__Problem__
Return every line in the entries below where the word "sequence" shows up.

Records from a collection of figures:
=== Section Start ===
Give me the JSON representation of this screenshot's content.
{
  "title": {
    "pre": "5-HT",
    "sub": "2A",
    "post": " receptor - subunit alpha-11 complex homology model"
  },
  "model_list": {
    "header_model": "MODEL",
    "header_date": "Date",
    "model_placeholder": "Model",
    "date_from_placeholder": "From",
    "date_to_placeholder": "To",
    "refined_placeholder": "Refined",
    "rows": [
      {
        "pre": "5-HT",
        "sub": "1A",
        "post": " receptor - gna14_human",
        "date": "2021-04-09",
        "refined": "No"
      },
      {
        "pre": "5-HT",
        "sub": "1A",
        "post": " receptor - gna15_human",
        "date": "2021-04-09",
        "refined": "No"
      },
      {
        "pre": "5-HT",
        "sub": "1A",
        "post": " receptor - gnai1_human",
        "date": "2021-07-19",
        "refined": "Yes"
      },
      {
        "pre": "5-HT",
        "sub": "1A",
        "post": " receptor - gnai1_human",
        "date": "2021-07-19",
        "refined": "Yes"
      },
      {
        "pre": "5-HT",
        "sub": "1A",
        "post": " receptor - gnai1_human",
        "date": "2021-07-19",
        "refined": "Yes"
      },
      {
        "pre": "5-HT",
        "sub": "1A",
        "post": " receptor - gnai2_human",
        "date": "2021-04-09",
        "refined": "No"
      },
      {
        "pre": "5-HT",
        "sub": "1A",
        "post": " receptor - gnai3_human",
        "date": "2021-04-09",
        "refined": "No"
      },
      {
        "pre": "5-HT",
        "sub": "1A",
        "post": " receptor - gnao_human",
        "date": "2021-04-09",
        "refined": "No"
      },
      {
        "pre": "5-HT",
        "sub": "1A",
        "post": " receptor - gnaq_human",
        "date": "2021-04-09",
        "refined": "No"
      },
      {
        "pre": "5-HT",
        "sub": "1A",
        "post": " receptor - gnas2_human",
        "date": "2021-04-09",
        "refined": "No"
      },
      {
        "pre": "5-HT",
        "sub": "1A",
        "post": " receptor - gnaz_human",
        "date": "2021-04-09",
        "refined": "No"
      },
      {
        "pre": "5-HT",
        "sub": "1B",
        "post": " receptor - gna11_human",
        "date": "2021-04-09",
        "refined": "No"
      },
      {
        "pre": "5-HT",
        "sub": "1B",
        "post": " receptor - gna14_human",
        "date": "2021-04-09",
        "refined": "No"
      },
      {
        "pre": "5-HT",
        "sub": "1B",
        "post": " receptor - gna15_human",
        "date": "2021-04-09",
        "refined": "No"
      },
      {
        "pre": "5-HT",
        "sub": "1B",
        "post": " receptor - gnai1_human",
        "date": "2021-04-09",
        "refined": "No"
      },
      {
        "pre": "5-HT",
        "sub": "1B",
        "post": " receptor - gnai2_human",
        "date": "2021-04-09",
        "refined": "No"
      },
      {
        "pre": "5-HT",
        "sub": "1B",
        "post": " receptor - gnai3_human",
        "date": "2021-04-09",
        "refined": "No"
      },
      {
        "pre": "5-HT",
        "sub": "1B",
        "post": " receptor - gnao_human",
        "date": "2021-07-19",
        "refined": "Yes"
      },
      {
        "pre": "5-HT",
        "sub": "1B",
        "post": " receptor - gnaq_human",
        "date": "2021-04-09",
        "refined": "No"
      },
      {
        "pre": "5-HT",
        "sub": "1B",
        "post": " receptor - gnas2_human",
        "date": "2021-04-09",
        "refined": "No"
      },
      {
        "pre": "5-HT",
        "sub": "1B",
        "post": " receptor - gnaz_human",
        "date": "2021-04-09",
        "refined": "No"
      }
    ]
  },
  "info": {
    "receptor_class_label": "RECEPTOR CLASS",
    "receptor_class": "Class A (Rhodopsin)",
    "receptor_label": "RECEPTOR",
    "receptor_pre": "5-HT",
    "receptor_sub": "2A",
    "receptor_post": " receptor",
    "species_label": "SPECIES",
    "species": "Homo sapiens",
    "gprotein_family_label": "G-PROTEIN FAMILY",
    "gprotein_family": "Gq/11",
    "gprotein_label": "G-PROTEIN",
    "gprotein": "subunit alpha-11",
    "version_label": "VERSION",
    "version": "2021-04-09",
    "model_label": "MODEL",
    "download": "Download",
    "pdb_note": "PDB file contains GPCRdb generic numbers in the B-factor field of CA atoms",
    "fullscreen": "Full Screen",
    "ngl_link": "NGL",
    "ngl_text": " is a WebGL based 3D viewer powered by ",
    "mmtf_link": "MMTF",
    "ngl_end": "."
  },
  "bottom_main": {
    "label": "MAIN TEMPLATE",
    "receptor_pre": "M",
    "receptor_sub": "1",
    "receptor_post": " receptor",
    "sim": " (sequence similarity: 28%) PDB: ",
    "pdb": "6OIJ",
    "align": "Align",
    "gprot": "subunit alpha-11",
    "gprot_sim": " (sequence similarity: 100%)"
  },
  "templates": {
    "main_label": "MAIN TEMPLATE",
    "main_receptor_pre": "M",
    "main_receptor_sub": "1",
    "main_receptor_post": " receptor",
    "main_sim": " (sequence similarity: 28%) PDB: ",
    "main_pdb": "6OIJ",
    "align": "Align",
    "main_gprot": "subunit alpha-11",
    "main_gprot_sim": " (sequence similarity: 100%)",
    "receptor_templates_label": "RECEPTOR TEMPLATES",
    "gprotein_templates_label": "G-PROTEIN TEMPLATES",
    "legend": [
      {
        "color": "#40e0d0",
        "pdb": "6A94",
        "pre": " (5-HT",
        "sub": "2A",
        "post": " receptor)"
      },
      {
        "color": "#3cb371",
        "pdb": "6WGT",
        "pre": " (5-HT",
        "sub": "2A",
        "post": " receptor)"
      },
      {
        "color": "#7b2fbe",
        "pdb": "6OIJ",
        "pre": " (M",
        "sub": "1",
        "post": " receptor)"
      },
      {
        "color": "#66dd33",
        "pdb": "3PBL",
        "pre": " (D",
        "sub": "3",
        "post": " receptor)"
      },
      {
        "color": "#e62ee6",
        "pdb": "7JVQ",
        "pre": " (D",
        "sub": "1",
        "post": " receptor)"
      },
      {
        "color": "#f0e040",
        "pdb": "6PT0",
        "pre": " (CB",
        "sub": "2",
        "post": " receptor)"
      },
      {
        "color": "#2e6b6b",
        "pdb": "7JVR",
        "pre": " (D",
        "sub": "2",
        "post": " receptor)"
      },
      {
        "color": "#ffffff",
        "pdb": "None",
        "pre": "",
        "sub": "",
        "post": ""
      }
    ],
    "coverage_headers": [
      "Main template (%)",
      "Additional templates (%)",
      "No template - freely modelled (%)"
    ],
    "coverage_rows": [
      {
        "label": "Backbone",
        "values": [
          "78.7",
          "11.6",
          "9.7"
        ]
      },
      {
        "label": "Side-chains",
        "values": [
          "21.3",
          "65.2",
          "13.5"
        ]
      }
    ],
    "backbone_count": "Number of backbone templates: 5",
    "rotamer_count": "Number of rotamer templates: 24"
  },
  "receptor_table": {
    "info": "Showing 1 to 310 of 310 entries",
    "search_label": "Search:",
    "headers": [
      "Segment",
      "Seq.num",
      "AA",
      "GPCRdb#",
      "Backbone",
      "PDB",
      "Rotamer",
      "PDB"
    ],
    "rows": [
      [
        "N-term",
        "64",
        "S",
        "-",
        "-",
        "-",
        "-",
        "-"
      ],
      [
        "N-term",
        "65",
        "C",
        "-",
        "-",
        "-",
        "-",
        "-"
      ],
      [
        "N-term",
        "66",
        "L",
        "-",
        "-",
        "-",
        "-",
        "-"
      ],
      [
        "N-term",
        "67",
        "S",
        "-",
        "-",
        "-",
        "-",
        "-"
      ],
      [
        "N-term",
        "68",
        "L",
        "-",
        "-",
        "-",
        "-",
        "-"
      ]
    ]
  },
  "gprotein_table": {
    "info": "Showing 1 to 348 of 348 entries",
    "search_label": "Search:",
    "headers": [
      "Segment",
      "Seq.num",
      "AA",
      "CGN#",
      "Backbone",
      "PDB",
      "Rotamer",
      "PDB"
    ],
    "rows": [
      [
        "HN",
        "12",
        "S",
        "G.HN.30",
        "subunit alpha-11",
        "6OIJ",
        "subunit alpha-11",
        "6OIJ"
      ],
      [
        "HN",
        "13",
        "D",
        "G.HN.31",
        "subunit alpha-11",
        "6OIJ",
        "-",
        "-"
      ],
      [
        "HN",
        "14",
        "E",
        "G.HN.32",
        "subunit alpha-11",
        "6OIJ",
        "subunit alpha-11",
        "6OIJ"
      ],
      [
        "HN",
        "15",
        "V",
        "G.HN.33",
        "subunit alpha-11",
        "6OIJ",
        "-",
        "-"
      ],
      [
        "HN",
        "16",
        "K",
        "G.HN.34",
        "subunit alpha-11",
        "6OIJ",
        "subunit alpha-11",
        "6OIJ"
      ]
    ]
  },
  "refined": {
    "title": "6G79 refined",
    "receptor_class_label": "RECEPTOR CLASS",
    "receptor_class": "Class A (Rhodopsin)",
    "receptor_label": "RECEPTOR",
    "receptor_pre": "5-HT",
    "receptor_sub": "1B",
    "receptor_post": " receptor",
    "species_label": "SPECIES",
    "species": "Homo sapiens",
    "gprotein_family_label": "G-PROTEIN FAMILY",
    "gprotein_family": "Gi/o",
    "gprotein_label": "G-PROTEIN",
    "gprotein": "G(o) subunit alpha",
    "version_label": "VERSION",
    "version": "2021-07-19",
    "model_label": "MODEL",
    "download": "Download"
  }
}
=== Section End ===
__Written solution__
    "sim": " (sequence similarity: 28%) PDB: ",
    "gprot_sim": " (sequence similarity: 100%)"
    "main_sim": " (sequence similarity: 28%) PDB: ",
    "main_gprot_sim": " (sequence similarity: 100%)",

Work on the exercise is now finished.